● **Aim**
Collect every line in the records below that contains the word "produksjonsvolum".

** start Material to process **

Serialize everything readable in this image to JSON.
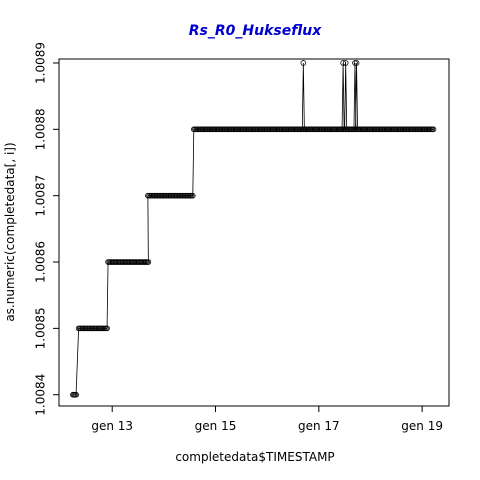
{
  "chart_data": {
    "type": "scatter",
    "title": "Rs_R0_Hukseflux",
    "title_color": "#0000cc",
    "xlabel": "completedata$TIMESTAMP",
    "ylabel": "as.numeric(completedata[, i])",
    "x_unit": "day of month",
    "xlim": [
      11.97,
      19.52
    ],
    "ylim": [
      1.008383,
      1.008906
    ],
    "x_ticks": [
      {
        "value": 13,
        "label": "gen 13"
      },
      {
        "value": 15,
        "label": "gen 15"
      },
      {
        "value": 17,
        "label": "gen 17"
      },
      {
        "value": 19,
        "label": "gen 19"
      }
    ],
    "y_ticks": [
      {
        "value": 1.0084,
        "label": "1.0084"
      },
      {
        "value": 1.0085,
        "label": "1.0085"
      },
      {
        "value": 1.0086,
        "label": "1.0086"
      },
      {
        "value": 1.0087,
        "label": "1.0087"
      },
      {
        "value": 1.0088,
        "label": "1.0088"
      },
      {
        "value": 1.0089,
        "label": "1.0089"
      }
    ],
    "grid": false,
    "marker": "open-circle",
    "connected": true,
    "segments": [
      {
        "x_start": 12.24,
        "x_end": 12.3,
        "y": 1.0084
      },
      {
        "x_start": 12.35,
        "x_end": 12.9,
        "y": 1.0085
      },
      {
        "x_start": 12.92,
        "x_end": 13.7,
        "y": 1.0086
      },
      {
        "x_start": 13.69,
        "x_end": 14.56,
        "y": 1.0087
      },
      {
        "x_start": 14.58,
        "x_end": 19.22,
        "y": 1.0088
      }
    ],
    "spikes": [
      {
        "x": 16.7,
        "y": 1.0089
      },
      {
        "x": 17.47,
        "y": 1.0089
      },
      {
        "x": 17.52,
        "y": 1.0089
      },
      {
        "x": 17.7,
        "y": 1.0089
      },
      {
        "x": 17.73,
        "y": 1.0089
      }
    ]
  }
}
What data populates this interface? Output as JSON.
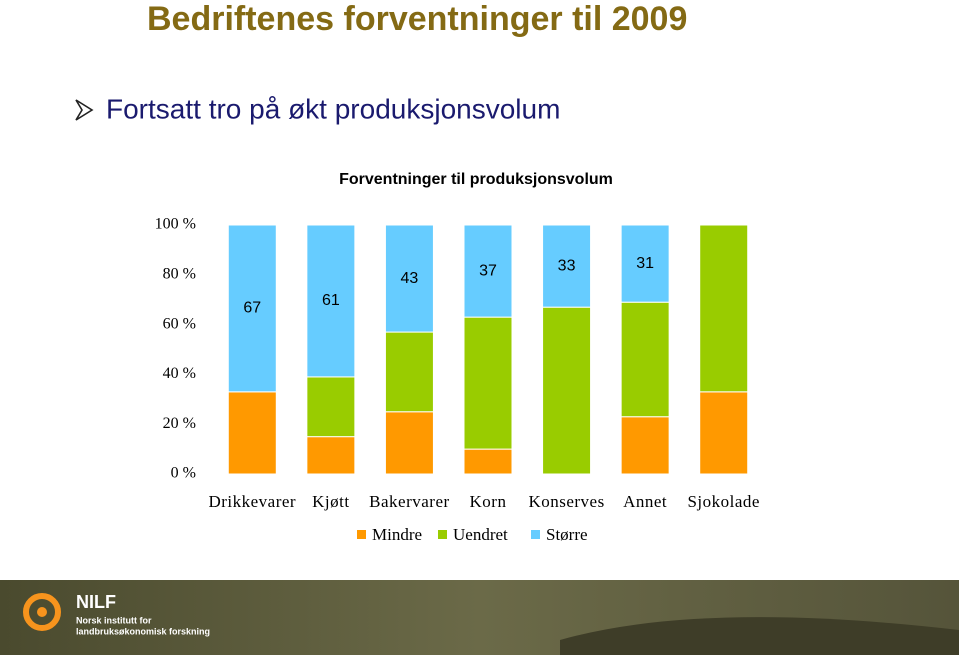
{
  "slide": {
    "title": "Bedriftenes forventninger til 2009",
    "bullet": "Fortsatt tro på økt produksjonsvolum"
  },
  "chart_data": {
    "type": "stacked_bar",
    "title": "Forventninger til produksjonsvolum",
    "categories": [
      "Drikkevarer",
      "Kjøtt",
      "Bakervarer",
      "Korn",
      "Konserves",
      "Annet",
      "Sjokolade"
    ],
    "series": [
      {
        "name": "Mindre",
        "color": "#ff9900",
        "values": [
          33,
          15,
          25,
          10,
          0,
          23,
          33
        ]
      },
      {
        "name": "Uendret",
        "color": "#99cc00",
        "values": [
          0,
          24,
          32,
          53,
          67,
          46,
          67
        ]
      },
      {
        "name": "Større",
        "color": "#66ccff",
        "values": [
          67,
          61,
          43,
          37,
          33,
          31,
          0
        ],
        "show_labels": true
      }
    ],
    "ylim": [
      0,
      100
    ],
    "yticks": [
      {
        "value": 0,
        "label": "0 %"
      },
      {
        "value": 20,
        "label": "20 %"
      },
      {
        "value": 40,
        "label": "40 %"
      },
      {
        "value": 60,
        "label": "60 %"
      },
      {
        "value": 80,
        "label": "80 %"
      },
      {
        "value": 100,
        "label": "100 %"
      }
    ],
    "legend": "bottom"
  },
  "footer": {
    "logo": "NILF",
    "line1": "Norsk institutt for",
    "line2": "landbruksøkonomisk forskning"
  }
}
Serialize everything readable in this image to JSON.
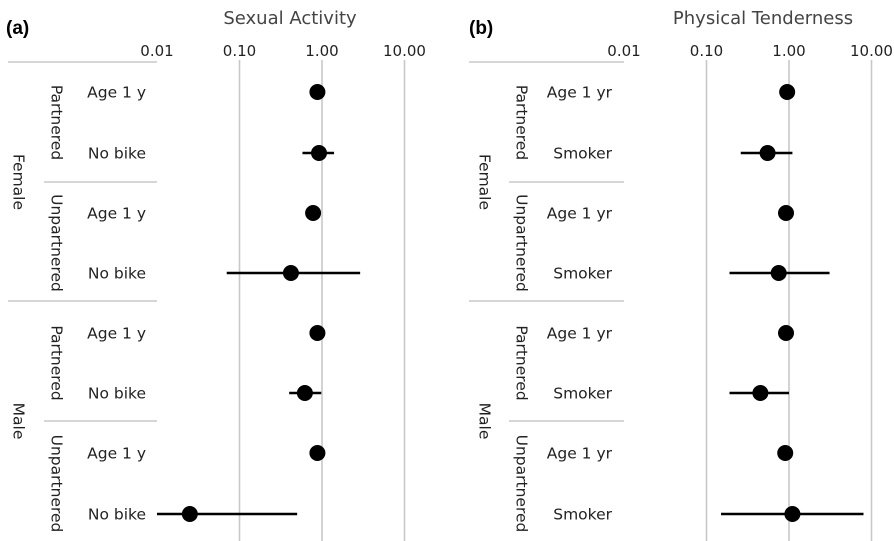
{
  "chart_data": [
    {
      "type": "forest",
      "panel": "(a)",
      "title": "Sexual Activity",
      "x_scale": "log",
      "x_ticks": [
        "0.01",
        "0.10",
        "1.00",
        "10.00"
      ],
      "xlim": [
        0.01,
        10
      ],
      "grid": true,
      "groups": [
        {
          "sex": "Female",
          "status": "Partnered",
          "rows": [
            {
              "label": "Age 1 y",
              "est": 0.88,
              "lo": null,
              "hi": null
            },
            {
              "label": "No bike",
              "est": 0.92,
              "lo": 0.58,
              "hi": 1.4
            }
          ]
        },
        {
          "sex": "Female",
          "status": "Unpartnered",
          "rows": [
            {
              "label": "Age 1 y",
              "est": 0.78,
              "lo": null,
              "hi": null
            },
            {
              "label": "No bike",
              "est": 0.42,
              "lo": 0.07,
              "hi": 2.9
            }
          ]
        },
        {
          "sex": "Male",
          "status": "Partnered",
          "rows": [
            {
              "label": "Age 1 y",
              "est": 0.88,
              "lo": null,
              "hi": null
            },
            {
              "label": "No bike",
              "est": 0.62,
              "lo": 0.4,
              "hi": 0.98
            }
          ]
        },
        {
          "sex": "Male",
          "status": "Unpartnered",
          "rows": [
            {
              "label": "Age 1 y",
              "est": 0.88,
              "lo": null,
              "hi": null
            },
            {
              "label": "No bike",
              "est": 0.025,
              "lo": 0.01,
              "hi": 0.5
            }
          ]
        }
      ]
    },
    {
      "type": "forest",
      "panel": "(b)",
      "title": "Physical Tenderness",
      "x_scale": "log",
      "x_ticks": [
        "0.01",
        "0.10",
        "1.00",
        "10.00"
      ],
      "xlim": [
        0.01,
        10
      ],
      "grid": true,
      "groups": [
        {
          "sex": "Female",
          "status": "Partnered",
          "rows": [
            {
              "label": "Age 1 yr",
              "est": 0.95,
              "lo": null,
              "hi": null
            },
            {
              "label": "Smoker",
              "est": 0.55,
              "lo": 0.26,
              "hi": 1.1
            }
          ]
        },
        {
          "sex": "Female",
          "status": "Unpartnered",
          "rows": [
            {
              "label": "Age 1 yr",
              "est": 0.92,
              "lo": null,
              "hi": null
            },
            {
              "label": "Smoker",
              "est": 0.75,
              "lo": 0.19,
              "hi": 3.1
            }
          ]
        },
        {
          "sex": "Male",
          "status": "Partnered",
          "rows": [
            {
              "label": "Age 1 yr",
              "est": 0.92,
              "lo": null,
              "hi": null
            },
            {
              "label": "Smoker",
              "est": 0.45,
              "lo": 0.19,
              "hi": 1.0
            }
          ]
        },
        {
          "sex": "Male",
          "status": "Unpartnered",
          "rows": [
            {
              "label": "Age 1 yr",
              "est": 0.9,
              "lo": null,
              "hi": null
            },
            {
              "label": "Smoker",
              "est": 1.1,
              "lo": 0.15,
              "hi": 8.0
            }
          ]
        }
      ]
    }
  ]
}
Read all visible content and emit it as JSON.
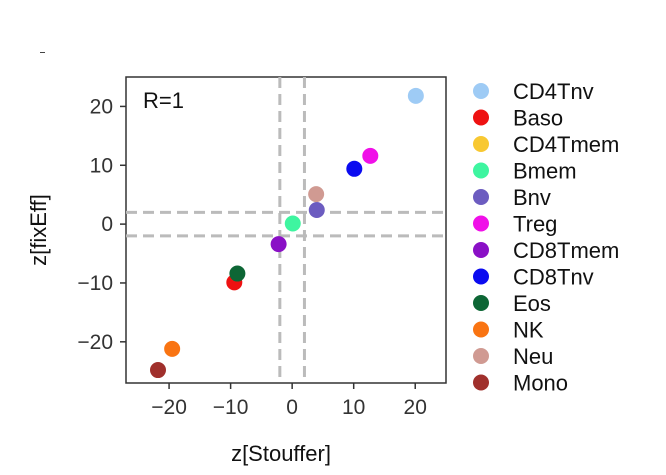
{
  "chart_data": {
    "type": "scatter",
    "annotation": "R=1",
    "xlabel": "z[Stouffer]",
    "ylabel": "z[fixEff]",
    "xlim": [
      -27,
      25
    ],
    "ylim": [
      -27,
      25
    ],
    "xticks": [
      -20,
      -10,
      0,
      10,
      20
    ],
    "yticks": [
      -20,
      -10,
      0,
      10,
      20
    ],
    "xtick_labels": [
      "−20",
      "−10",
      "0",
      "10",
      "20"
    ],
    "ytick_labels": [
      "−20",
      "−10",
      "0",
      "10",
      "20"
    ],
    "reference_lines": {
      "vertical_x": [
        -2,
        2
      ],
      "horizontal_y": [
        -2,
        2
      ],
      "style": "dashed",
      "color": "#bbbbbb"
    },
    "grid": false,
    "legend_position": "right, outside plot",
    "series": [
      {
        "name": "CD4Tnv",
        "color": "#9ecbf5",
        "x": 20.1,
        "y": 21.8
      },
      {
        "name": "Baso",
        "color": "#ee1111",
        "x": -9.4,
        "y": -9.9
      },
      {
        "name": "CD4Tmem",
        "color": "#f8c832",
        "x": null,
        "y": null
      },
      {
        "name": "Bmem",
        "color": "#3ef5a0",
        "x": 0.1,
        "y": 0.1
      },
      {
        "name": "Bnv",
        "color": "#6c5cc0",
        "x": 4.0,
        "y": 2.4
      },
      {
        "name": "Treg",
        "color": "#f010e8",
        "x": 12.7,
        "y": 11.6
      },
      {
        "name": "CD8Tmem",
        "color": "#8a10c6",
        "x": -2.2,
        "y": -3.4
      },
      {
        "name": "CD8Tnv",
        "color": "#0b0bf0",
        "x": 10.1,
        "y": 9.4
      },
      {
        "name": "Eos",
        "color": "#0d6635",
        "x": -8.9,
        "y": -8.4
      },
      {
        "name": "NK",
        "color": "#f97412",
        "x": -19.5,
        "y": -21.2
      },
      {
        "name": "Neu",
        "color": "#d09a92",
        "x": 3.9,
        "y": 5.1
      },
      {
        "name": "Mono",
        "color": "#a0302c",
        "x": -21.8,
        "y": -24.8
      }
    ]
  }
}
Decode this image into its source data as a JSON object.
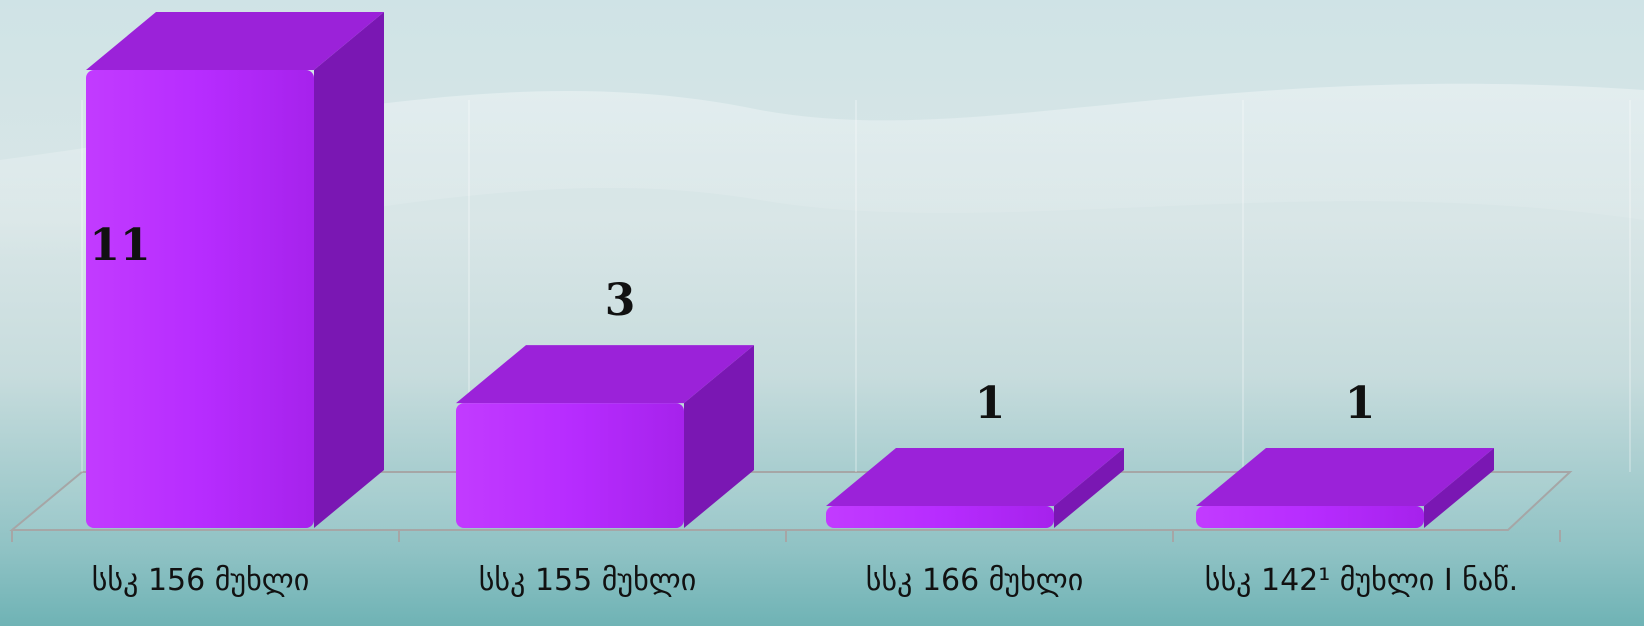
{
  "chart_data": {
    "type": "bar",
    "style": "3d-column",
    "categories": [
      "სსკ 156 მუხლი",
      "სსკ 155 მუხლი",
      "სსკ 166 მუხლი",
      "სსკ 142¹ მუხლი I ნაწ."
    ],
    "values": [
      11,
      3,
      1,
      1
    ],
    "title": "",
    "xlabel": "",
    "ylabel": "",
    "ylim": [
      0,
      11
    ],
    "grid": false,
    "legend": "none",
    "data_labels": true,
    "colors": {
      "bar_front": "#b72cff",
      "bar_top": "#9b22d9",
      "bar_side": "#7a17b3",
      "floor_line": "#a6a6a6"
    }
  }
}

** end Material to process **

● **Answer in full**
    "bullet": "Fortsatt tro på økt produksjonsvolum"
    "title": "Forventninger til produksjonsvolum",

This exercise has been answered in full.